* DIRECTIONS FOR THIS TASK *
Of all the lines in the material, how many include the word "Security"? Give only the number.

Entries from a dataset
----

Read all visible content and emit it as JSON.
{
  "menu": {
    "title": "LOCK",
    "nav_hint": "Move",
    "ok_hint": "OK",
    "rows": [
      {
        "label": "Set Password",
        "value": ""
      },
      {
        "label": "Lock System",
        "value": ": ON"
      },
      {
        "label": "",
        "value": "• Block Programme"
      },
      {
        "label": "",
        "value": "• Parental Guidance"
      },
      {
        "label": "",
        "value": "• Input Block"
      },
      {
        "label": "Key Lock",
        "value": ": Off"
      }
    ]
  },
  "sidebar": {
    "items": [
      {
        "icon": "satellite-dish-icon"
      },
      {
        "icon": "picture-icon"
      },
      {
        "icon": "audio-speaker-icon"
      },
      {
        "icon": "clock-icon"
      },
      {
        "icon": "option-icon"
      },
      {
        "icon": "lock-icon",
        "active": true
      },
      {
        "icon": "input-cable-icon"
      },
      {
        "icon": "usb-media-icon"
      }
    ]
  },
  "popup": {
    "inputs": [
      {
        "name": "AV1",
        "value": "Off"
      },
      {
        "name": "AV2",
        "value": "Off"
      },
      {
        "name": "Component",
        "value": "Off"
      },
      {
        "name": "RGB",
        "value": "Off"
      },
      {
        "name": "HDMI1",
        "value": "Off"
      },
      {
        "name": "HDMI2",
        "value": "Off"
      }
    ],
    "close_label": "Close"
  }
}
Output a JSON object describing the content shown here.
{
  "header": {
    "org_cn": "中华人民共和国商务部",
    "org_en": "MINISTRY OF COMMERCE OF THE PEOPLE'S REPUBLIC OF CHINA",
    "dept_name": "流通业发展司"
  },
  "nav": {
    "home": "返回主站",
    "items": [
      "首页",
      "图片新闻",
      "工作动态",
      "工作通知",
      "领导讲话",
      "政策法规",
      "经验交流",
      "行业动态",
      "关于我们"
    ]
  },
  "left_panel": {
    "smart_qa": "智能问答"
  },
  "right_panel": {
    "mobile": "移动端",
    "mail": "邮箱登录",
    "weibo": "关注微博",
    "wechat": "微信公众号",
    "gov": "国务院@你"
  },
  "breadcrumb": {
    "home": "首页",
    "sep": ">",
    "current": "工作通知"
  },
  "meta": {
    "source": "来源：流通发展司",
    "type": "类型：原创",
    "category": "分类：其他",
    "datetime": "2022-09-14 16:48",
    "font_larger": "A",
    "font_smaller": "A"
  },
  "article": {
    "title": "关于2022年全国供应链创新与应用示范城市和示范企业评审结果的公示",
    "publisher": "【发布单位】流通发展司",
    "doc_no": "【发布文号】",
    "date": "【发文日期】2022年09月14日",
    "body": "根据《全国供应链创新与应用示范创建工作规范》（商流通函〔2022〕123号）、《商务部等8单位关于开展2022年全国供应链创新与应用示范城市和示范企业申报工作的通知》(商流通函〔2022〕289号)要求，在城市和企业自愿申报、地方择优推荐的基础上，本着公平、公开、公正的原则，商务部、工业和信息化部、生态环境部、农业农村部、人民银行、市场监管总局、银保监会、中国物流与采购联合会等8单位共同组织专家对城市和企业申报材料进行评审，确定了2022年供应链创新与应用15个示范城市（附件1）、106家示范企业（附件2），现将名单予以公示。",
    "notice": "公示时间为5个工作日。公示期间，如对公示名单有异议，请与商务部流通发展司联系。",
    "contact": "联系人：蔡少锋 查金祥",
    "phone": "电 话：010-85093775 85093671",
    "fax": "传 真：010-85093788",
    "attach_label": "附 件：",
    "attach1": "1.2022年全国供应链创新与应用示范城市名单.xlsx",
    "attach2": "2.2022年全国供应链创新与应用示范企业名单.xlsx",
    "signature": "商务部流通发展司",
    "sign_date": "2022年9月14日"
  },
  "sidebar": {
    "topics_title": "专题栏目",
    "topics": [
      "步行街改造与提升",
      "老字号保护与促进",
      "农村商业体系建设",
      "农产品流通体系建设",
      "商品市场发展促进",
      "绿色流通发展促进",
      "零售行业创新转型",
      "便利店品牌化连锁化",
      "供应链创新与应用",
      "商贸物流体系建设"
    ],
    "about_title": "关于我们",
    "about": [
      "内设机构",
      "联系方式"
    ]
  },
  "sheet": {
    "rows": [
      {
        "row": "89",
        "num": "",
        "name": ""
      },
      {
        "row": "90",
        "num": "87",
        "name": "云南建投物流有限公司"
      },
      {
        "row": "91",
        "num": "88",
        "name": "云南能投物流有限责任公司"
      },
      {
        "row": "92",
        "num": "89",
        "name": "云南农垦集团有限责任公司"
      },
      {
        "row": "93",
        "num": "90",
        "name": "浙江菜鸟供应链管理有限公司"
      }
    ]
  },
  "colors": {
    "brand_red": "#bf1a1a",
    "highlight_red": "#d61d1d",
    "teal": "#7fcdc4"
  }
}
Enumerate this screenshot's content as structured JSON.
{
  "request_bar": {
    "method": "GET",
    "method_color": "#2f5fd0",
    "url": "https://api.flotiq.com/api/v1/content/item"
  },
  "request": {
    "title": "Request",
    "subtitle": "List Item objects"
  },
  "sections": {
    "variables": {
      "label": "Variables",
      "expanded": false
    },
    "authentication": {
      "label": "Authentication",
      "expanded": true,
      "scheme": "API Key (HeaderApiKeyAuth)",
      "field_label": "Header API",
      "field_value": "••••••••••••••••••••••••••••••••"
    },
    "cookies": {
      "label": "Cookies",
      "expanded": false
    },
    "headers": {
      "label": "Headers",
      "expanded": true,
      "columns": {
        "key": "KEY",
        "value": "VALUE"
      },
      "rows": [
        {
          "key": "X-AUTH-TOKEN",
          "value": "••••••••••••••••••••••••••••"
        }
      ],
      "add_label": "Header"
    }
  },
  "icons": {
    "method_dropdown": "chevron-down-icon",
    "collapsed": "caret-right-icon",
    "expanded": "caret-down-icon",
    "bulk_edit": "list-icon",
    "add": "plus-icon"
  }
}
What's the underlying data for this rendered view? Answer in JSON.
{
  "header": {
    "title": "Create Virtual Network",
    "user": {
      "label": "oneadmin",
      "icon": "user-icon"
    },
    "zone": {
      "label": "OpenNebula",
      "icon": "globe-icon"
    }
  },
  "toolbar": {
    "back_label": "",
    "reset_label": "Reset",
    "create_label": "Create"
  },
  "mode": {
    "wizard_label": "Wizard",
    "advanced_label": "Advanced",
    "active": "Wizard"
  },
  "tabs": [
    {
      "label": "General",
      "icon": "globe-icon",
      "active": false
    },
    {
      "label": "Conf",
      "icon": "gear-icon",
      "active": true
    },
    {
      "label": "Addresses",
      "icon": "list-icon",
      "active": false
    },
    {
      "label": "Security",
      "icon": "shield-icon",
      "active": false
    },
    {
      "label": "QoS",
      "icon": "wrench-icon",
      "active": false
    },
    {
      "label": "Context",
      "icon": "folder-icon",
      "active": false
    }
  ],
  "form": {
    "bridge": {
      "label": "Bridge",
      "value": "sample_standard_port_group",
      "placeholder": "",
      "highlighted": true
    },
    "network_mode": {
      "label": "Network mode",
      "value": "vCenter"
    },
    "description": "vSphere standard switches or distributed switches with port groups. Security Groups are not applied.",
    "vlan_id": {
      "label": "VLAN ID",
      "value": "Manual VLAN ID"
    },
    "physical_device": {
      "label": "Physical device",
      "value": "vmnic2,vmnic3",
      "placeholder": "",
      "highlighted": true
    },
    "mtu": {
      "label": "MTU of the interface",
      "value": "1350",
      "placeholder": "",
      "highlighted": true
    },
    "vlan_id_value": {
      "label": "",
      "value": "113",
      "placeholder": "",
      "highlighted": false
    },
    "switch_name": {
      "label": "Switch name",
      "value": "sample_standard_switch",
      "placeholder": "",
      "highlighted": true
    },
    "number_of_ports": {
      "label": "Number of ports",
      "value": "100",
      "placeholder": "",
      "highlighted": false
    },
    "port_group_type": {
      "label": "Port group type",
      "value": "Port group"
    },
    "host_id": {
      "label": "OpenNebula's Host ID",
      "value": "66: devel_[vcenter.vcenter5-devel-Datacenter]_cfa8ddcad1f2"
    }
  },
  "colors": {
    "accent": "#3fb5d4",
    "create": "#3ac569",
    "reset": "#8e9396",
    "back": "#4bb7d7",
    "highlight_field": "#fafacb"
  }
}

----

* RESULT OF THIS TASK *
2